SHORT EXERCISE: Gather the lines that hold the string "Indian".

RAW RECORDS:
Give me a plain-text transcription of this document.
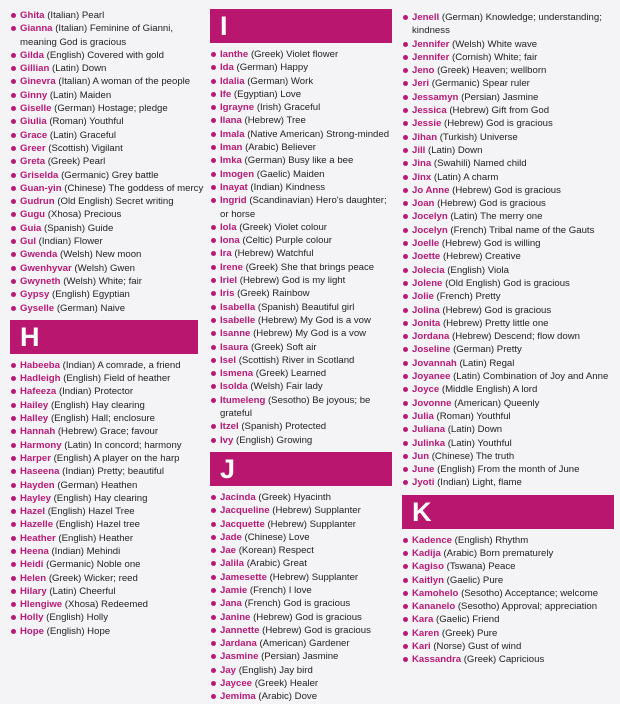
Ghita (Italian) Pearl
Gianna (Italian) Feminine of Gianni, meaning God is gracious
Gilda (English) Covered with gold
Gillian (Latin) Down
Ginevra (Italian) A woman of the people
Ginny (Latin) Maiden
Giselle (German) Hostage; pledge
Giulia (Roman) Youthful
Grace (Latin) Graceful
Greer (Scottish) Vigilant
Greta (Greek) Pearl
Griselda (Germanic) Grey battle
Guan-yin (Chinese) The goddess of mercy
Gudrun (Old English) Secret writing
Gugu (Xhosa) Precious
Guia (Spanish) Guide
Gul (Indian) Flower
Gwenda (Welsh) New moon
Gwenhyvar (Welsh) Gwen
Gwyneth (Welsh) White; fair
Gypsy (English) Egyptian
Gyselle (German) Naive
H
Habeeba (Indian) A comrade, a friend
Hadleigh (English) Field of heather
Hafeeza (Indian) Protector
Hailey (English) Hay clearing
Halley (English) Hall; enclosure
Hannah (Hebrew) Grace; favour
Harmony (Latin) In concord; harmony
Harper (English) A player on the harp
Haseena (Indian) Pretty; beautiful
Hayden (German) Heathen
Hayley (English) Hay clearing
Hazel (English) Hazel Tree
Hazelle (English) Hazel tree
Heather (English) Heather
Heena (Indian) Mehindi
Heidi (Germanic) Noble one
Helen (Greek) Wicker; reed
Hilary (Latin) Cheerful
Hlengiwe (Xhosa) Redeemed
Holly (English) Holly
Hope (English) Hope
I
Ianthe (Greek) Violet flower
Ida (German) Happy
Idalia (German) Work
Ife (Egyptian) Love
Igrayne (Irish) Graceful
Ilana (Hebrew) Tree
Imala (Native American) Strong-minded
Iman (Arabic) Believer
Imka (German) Busy like a bee
Imogen (Gaelic) Maiden
Inayat (Indian) Kindness
Ingrid (Scandinavian) Hero's daughter; or horse
Iola (Greek) Violet colour
Iona (Celtic) Purple colour
Ira (Hebrew) Watchful
Irene (Greek) She that brings peace
Iriel (Hebrew) God is my light
Iris (Greek) Rainbow
Isabella (Spanish) Beautiful girl
Isabelle (Hebrew) My God is a vow
Isanne (Hebrew) My God is a vow
Isaura (Greek) Soft air
Isel (Scottish) River in Scotland
Ismena (Greek) Learned
Isolda (Welsh) Fair lady
Itumeleng (Sesotho) Be joyous; be grateful
Itzel (Spanish) Protected
Ivy (English) Growing
J
Jacinda (Greek) Hyacinth
Jacqueline (Hebrew) Supplanter
Jacquette (Hebrew) Supplanter
Jade (Chinese) Love
Jae (Korean) Respect
Jalila (Arabic) Great
Jamesette (Hebrew) Supplanter
Jamie (French) I love
Jana (French) God is gracious
Janine (Hebrew) God is gracious
Jannette (Hebrew) God is gracious
Jardana (American) Gardener
Jasmine (Persian) Jasmine
Jay (English) Jay bird
Jaycee (Greek) Healer
Jemima (Arabic) Dove
Jenell (German) Knowledge; understanding; kindness
Jennifer (Welsh) White wave
Jennifer (Cornish) White; fair
Jeno (Greek) Heaven; wellborn
Jeri (Germanic) Spear ruler
Jessamyn (Persian) Jasmine
Jessica (Hebrew) Gift from God
Jessie (Hebrew) God is gracious
Jihan (Turkish) Universe
Jill (Latin) Down
Jina (Swahili) Named child
Jinx (Latin) A charm
Jo Anne (Hebrew) God is gracious
Joan (Hebrew) God is gracious
Jocelyn (Latin) The merry one
Jocelyn (French) Tribal name of the Gauts
Joelle (Hebrew) God is willing
Joette (Hebrew) Creative
Jolecia (English) Viola
Jolene (Old English) God is gracious
Jolie (French) Pretty
Jolina (Hebrew) God is gracious
Jonita (Hebrew) Pretty little one
Jordana (Hebrew) Descend; flow down
Joseline (German) Pretty
Jovannah (Latin) Regal
Joyanee (Latin) Combination of Joy and Anne
Joyce (Middle English) A lord
Jovonne (American) Queenly
Julia (Roman) Youthful
Juliana (Latin) Down
Julinka (Latin) Youthful
Jun (Chinese) The truth
June (English) From the month of June
Jyoti (Indian) Light, flame
K
Kadence (English) Rhythm
Kadija (Arabic) Born prematurely
Kagiso (Tswana) Peace
Kaitlyn (Gaelic) Pure
Kamohelo (Sesotho) Acceptance; welcome
Kananelo (Sesotho) Approval; appreciation
Kara (Gaelic) Friend
Karen (Greek) Pure
Kari (Norse) Gust of wind
Kassandra (Greek) Capricious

FULL RESPONSE:
Gul (Indian) Flower
Habeeba (Indian) A comrade, a friend
Hafeeza (Indian) Protector
Haseena (Indian) Pretty; beautiful
Heena (Indian) Mehindi
Inayat (Indian) Kindness
Jyoti (Indian) Light, flame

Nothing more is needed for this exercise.